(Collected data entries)
^^^^^^^^

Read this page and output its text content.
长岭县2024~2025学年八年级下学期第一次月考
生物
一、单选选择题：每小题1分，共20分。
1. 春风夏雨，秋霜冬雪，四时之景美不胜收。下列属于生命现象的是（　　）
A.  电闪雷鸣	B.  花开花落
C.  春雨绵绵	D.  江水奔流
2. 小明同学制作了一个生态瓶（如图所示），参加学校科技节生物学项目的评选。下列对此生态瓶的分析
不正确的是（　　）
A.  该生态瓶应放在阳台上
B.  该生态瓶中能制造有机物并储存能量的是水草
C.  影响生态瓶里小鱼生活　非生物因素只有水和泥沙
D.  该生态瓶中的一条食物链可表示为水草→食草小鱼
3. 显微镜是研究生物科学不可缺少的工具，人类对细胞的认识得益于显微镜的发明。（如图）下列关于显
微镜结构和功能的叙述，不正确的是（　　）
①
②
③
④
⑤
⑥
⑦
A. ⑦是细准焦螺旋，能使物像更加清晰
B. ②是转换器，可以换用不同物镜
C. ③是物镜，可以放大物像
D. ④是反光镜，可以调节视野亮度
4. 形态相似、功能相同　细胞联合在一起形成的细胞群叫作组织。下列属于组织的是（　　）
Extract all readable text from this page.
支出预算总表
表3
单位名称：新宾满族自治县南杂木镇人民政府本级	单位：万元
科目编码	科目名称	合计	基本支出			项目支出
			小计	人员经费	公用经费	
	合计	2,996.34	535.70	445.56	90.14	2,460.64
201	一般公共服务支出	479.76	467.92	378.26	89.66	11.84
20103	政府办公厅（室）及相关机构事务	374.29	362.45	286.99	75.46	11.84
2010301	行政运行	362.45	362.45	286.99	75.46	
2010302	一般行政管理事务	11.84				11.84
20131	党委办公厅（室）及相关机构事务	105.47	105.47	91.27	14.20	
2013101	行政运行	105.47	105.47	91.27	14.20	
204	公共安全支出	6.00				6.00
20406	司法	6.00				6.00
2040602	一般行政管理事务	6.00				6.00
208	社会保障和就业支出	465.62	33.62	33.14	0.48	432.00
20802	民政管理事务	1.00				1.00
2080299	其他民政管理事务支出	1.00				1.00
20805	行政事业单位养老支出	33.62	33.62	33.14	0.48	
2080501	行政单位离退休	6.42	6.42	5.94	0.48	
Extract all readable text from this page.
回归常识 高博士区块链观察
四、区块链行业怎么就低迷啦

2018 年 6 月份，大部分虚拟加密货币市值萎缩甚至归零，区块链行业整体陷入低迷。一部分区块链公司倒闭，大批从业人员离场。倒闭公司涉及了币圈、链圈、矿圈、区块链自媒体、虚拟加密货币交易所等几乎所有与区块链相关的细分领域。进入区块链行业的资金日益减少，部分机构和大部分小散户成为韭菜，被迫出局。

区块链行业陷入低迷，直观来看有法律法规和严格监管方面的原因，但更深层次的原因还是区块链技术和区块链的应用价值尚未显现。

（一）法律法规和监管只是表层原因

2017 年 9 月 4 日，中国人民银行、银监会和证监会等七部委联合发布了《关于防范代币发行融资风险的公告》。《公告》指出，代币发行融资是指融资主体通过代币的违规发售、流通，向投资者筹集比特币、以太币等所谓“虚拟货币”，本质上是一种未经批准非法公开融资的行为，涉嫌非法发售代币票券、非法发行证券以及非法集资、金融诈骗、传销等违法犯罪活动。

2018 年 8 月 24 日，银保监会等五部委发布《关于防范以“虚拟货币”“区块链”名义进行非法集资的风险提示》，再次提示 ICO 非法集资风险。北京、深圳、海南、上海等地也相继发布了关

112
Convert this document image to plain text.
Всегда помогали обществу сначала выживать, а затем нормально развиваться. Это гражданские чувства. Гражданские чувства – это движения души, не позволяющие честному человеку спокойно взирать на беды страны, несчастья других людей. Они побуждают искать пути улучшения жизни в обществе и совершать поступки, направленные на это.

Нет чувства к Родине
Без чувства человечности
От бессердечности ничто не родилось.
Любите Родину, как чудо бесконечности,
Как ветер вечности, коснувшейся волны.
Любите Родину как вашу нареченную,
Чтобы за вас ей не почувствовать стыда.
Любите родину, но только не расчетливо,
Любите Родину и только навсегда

^^^^^^^^

== Description of the task ==
From the entries above, copy each line holding "一般行政管理事务".

== Result ==
2010302	一般行政管理事务	11.84				11.84
2040602	一般行政管理事务	6.00				6.00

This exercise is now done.